[Rows from a figure dataset]
□ □ □ □

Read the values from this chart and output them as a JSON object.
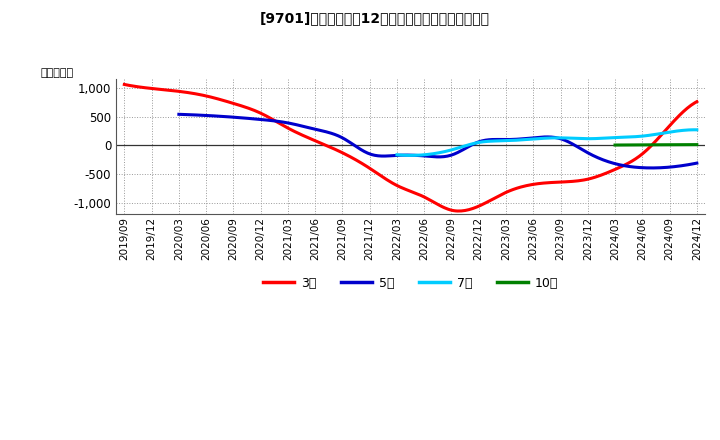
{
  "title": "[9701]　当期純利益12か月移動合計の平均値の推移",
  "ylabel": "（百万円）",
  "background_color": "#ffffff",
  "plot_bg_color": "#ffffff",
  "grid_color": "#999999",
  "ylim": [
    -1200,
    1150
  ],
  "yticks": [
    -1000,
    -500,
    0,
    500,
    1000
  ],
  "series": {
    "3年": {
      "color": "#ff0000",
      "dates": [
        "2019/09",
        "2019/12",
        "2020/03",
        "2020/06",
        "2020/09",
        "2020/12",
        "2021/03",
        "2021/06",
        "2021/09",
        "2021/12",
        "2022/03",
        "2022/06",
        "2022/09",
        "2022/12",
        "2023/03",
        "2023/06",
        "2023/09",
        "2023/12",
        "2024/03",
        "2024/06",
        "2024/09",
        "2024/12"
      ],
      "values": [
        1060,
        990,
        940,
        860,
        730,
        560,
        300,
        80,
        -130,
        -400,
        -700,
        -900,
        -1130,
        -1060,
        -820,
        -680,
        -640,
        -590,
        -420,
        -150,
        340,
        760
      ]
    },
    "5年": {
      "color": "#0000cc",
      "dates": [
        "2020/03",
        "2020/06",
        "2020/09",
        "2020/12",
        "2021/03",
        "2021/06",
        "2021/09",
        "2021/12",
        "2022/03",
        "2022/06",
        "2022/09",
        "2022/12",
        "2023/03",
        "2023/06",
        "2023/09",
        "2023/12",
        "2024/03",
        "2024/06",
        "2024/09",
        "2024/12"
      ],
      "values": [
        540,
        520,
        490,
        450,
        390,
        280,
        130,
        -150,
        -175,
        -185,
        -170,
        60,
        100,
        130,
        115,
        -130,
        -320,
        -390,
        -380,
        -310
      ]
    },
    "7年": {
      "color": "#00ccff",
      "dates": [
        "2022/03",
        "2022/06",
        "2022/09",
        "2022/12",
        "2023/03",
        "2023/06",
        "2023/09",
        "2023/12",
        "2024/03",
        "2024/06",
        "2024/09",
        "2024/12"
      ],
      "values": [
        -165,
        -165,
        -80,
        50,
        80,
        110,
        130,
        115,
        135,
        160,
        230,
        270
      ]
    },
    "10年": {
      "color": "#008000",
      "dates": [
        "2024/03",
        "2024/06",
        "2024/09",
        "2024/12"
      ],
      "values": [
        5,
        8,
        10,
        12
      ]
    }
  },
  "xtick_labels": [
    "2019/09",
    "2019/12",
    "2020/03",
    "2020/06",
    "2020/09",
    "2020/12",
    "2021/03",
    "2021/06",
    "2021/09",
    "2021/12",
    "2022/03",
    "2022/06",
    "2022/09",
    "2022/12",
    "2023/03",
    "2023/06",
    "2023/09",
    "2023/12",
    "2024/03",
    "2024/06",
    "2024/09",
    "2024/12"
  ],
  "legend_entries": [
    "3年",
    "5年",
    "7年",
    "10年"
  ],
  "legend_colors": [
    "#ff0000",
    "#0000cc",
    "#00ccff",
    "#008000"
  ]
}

□ □ □ □

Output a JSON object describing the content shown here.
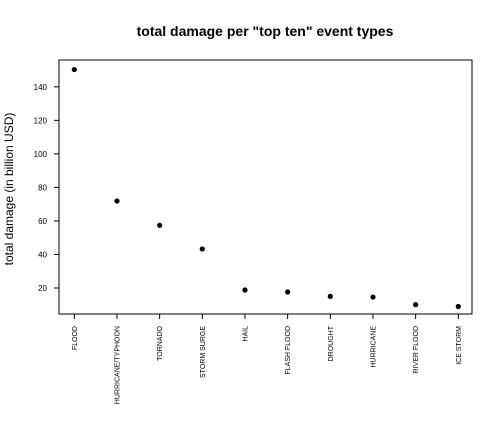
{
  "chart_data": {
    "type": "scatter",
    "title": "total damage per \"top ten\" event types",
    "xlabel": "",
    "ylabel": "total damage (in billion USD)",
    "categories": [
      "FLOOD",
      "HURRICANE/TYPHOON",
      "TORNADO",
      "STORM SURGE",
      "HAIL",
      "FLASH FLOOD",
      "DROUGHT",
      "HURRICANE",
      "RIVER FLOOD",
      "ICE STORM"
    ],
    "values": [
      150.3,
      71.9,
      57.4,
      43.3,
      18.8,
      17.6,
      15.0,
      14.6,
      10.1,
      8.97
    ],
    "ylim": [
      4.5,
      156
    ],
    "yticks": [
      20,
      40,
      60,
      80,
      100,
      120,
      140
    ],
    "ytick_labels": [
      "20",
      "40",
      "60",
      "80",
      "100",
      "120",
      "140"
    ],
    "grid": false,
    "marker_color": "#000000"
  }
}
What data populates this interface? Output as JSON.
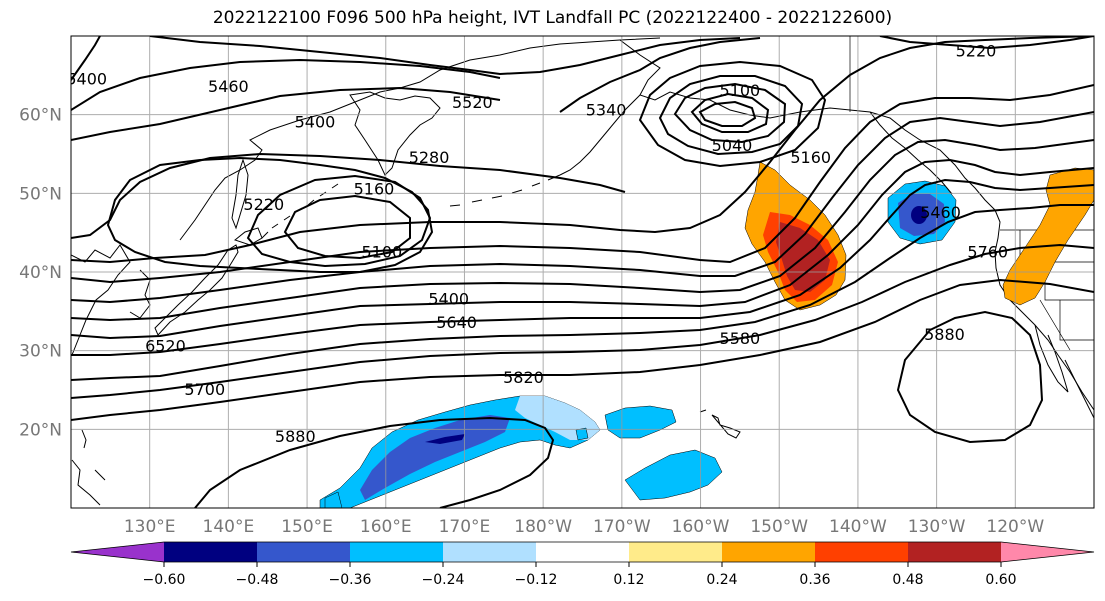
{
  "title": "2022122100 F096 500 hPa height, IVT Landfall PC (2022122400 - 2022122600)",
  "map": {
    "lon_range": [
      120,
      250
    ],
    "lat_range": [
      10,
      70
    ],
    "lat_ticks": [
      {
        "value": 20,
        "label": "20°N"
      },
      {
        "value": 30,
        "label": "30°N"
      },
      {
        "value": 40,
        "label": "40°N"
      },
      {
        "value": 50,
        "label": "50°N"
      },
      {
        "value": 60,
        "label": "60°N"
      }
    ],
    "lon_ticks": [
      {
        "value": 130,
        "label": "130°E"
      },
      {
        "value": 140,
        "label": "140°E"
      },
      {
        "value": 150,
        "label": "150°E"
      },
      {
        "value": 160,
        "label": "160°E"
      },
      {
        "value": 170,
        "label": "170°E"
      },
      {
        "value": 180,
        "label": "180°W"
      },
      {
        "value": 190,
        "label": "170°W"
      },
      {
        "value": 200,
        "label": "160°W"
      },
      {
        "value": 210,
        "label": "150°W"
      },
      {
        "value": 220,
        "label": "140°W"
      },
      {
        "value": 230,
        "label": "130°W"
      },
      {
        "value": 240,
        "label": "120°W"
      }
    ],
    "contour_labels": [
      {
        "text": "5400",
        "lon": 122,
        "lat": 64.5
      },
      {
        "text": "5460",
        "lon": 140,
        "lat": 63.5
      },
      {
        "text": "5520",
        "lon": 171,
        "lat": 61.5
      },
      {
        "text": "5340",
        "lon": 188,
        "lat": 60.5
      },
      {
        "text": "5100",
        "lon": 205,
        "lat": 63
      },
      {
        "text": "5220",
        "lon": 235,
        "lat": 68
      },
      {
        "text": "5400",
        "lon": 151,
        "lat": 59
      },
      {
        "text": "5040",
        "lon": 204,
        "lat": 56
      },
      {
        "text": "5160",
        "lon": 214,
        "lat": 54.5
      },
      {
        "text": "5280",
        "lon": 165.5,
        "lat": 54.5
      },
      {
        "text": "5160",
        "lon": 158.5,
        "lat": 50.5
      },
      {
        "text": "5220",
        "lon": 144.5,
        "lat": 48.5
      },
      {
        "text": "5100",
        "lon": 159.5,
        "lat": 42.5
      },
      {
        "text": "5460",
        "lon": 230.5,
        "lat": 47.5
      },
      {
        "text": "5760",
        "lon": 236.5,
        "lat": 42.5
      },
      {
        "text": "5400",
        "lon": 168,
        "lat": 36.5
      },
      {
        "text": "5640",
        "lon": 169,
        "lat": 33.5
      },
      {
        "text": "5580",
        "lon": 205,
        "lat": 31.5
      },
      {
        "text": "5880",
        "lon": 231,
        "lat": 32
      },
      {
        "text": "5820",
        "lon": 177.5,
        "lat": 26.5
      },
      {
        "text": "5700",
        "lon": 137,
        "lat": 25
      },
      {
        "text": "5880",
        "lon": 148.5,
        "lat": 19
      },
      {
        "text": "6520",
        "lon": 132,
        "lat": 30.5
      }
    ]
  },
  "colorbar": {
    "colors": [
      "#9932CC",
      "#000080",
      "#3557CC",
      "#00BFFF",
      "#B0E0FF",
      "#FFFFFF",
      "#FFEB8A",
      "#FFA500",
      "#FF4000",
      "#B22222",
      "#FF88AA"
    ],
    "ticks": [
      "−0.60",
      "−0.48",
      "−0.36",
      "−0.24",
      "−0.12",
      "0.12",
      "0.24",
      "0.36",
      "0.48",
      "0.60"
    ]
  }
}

□ □ □ □

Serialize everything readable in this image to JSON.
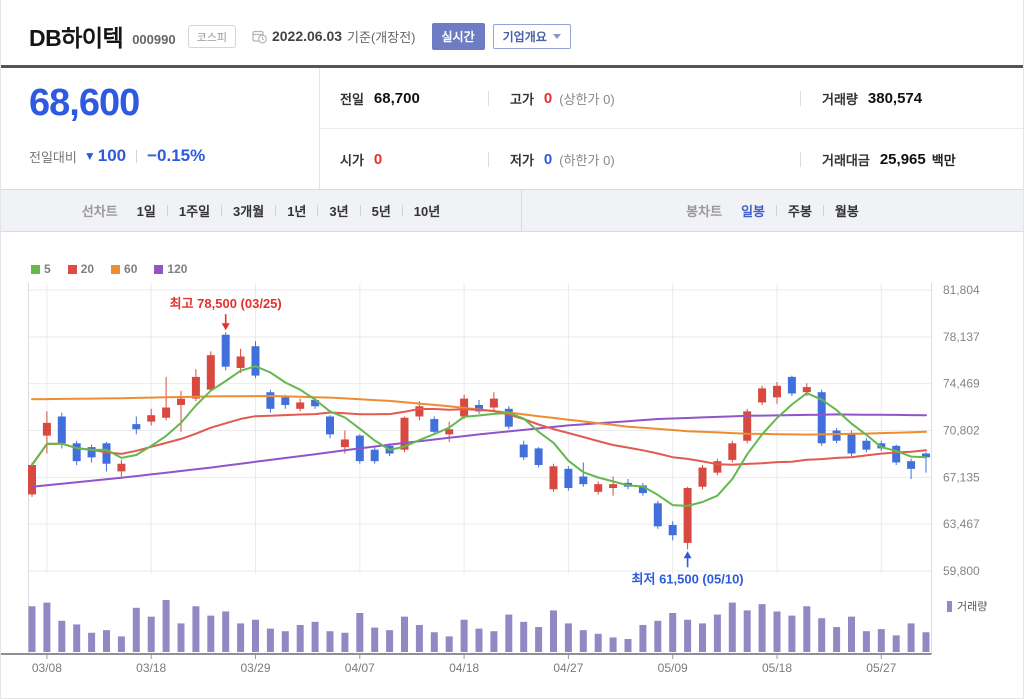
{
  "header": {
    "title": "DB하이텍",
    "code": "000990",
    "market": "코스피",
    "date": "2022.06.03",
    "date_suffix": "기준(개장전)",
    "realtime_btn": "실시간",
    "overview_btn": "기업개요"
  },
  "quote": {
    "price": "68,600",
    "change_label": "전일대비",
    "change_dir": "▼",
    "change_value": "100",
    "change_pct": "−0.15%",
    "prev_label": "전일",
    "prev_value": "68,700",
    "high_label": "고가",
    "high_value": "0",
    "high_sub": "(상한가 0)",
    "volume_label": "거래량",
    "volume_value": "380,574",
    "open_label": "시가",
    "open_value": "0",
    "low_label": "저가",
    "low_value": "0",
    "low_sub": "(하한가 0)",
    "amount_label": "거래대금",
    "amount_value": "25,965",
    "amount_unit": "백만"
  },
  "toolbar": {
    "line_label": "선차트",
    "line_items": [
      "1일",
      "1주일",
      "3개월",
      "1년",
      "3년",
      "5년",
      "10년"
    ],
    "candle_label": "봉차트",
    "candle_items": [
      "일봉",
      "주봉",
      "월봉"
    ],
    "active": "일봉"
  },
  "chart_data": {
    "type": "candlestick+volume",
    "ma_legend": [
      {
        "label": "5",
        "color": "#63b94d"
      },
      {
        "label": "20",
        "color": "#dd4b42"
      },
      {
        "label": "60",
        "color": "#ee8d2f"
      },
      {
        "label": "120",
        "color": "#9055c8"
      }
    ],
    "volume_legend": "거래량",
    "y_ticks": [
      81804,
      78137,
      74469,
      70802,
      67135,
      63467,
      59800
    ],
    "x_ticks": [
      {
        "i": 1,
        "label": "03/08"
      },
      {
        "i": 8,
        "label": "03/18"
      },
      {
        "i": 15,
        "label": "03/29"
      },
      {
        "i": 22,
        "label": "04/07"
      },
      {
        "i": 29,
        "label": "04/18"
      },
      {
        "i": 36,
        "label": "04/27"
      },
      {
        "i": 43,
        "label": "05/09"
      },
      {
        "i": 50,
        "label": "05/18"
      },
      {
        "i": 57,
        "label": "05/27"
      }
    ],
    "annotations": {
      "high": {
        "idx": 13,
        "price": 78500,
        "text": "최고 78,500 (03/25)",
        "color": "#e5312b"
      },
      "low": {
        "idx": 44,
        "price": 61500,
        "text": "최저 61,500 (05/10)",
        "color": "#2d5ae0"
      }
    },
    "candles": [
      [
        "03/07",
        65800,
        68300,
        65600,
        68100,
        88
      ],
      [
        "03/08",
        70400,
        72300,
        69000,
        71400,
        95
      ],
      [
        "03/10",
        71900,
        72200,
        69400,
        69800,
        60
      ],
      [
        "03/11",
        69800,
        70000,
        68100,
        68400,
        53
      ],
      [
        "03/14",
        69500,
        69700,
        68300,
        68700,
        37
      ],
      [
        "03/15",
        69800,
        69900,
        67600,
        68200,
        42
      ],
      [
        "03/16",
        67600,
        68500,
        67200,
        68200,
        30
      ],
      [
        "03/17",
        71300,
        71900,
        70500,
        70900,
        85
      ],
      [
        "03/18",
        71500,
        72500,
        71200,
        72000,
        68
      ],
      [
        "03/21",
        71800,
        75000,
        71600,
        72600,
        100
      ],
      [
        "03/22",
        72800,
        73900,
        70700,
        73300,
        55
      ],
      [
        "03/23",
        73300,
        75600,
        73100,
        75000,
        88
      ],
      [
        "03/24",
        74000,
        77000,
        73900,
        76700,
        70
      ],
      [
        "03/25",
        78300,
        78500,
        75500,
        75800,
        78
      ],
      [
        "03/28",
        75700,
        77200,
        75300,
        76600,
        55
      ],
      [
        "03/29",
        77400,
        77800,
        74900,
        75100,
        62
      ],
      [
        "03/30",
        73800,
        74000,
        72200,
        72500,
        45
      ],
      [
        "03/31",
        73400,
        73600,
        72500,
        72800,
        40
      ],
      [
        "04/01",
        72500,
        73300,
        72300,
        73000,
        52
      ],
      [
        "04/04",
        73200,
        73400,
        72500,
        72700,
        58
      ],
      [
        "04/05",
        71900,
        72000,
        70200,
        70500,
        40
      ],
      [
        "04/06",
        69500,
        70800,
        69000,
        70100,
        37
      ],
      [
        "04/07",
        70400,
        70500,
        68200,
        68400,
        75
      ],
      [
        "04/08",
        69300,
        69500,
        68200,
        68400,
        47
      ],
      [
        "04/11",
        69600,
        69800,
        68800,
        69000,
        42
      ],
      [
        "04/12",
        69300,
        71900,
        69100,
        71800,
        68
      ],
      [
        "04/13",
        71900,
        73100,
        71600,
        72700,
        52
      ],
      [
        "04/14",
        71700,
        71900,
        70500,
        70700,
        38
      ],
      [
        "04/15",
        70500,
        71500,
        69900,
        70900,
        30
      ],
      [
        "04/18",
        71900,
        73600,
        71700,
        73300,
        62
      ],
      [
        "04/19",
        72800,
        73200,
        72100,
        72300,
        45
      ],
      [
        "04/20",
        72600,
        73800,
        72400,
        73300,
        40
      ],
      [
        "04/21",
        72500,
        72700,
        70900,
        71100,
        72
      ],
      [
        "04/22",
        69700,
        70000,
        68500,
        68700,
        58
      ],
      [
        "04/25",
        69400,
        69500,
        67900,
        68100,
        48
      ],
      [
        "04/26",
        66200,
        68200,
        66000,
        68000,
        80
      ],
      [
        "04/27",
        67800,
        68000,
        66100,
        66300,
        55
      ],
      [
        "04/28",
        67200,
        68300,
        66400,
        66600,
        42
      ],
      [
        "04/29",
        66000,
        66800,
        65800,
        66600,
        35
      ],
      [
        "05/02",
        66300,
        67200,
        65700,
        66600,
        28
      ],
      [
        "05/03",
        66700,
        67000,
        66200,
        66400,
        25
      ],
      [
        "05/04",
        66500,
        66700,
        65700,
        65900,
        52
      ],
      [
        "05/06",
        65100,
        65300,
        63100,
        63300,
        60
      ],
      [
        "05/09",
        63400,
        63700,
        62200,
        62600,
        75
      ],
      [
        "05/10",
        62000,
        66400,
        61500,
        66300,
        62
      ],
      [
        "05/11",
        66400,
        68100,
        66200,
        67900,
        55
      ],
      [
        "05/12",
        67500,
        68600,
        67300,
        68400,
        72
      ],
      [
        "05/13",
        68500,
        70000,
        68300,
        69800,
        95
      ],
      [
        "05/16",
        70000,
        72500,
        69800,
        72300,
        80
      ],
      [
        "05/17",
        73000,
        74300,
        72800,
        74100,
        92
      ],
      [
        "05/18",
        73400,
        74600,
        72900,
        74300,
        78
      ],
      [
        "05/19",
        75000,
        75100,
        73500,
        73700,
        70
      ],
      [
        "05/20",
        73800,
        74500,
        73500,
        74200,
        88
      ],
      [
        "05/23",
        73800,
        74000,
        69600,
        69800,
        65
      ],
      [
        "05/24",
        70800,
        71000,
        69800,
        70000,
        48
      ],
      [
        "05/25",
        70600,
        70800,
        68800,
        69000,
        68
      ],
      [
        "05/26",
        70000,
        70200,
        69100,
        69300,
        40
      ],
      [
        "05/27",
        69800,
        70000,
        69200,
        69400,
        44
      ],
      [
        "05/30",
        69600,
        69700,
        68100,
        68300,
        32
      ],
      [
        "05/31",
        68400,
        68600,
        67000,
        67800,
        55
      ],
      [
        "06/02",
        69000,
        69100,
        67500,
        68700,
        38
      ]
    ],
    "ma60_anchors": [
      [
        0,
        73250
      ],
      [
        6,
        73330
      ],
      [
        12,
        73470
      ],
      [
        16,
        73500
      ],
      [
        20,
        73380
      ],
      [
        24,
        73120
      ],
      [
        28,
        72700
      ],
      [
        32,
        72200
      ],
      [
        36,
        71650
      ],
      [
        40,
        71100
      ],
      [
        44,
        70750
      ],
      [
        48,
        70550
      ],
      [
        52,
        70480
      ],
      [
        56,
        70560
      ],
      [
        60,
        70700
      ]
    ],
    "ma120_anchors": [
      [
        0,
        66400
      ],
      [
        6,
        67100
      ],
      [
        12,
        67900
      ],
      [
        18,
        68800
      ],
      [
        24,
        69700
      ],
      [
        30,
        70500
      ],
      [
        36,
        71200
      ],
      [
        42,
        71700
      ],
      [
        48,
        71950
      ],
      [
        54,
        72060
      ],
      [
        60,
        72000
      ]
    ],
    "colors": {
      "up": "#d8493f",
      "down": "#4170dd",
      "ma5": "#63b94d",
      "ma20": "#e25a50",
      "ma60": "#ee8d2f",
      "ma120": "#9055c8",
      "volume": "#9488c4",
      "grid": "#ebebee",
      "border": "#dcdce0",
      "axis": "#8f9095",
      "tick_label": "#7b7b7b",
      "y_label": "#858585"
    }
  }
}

□ □ □ □

### Directive
Check each line above for the word "price", and copy the lines where it appears.

### Right answer
    "price": "68,600",
        "price": 78500,
        "price": 61500,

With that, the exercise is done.